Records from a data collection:
=======

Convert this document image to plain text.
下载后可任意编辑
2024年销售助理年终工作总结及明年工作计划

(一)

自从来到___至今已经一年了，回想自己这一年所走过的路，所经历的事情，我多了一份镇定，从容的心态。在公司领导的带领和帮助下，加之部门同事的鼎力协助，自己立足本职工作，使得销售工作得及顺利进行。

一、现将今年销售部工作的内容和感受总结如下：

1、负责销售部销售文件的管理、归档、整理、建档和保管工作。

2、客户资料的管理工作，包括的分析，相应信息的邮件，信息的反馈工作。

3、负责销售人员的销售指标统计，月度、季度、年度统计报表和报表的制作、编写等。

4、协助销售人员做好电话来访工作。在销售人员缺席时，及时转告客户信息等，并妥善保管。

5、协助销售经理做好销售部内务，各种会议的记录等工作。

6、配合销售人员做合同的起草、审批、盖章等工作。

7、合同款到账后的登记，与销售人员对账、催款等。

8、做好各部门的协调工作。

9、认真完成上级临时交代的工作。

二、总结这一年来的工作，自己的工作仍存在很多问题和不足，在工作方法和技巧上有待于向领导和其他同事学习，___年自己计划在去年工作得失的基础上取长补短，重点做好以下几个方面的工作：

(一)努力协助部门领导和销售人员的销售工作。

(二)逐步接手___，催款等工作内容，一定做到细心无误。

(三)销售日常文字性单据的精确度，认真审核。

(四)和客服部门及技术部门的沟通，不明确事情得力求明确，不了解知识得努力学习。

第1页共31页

=======

◆ WHAT IS REQUIRED
Restate the data above exactly, keeping each word as it stands.

◆ OUTPUT BELOW
Convert this document image to plain text.
下载后可任意编辑
2024年销售助理年终工作总结及明年工作计划

(一)

自从来到___至今已经一年了，回想自己这一年所走过的路，所经历的事情，我多了一份镇定，从容的心态。在公司领导的带领和帮助下，加之部门同事的鼎力协助，自己立足本职工作，使得销售工作得及顺利进行。

一、现将今年销售部工作的内容和感受总结如下：

1、负责销售部销售文件的管理、归档、整理、建档和保管工作。

2、客户资料的管理工作，包括的分析，相应信息的邮件，信息的反馈工作。

3、负责销售人员的销售指标统计，月度、季度、年度统计报表和报表的制作、编写等。

4、协助销售人员做好电话来访工作。在销售人员缺席时，及时转告客户信息等，并妥善保管。

5、协助销售经理做好销售部内务，各种会议的记录等工作。

6、配合销售人员做合同的起草、审批、盖章等工作。

7、合同款到账后的登记，与销售人员对账、催款等。

8、做好各部门的协调工作。

9、认真完成上级临时交代的工作。

二、总结这一年来的工作，自己的工作仍存在很多问题和不足，在工作方法和技巧上有待于向领导和其他同事学习，___年自己计划在去年工作得失的基础上取长补短，重点做好以下几个方面的工作：

(一)努力协助部门领导和销售人员的销售工作。

(二)逐步接手___，催款等工作内容，一定做到细心无误。

(三)销售日常文字性单据的精确度，认真审核。

(四)和客服部门及技术部门的沟通，不明确事情得力求明确，不了解知识得努力学习。

第1页共31页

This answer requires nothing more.